*SET EXERCISE*:
Could you output each line of the data that follows exactly?

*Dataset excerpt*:
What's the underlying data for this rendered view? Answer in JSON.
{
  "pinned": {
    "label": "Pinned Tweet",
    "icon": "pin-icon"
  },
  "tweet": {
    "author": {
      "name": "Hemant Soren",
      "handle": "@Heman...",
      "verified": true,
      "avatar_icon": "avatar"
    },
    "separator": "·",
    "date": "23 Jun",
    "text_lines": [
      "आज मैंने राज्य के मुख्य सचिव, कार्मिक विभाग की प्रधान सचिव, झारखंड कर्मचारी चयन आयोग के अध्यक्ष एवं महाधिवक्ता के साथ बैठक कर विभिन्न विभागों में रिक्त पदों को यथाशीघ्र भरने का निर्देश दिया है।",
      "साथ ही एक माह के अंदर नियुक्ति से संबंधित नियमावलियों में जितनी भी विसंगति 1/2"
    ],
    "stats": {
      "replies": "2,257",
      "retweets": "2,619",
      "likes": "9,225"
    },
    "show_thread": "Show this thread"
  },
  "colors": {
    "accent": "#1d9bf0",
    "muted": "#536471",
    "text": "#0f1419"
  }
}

*THE RESULT*:
What's the underlying data for this rendered view? Answer in JSON.
{
  "pinned": {
    "label": "Pinned Tweet",
    "icon": "pin-icon"
  },
  "tweet": {
    "author": {
      "name": "Hemant Soren",
      "handle": "@Heman...",
      "verified": true,
      "avatar_icon": "avatar"
    },
    "separator": "·",
    "date": "23 Jun",
    "text_lines": [
      "आज मैंने राज्य के मुख्य सचिव, कार्मिक विभाग की प्रधान सचिव, झारखंड कर्मचारी चयन आयोग के अध्यक्ष एवं महाधिवक्ता के साथ बैठक कर विभिन्न विभागों में रिक्त पदों को यथाशीघ्र भरने का निर्देश दिया है।",
      "साथ ही एक माह के अंदर नियुक्ति से संबंधित नियमावलियों में जितनी भी विसंगति 1/2"
    ],
    "stats": {
      "replies": "2,257",
      "retweets": "2,619",
      "likes": "9,225"
    },
    "show_thread": "Show this thread"
  },
  "colors": {
    "accent": "#1d9bf0",
    "muted": "#536471",
    "text": "#0f1419"
  }
}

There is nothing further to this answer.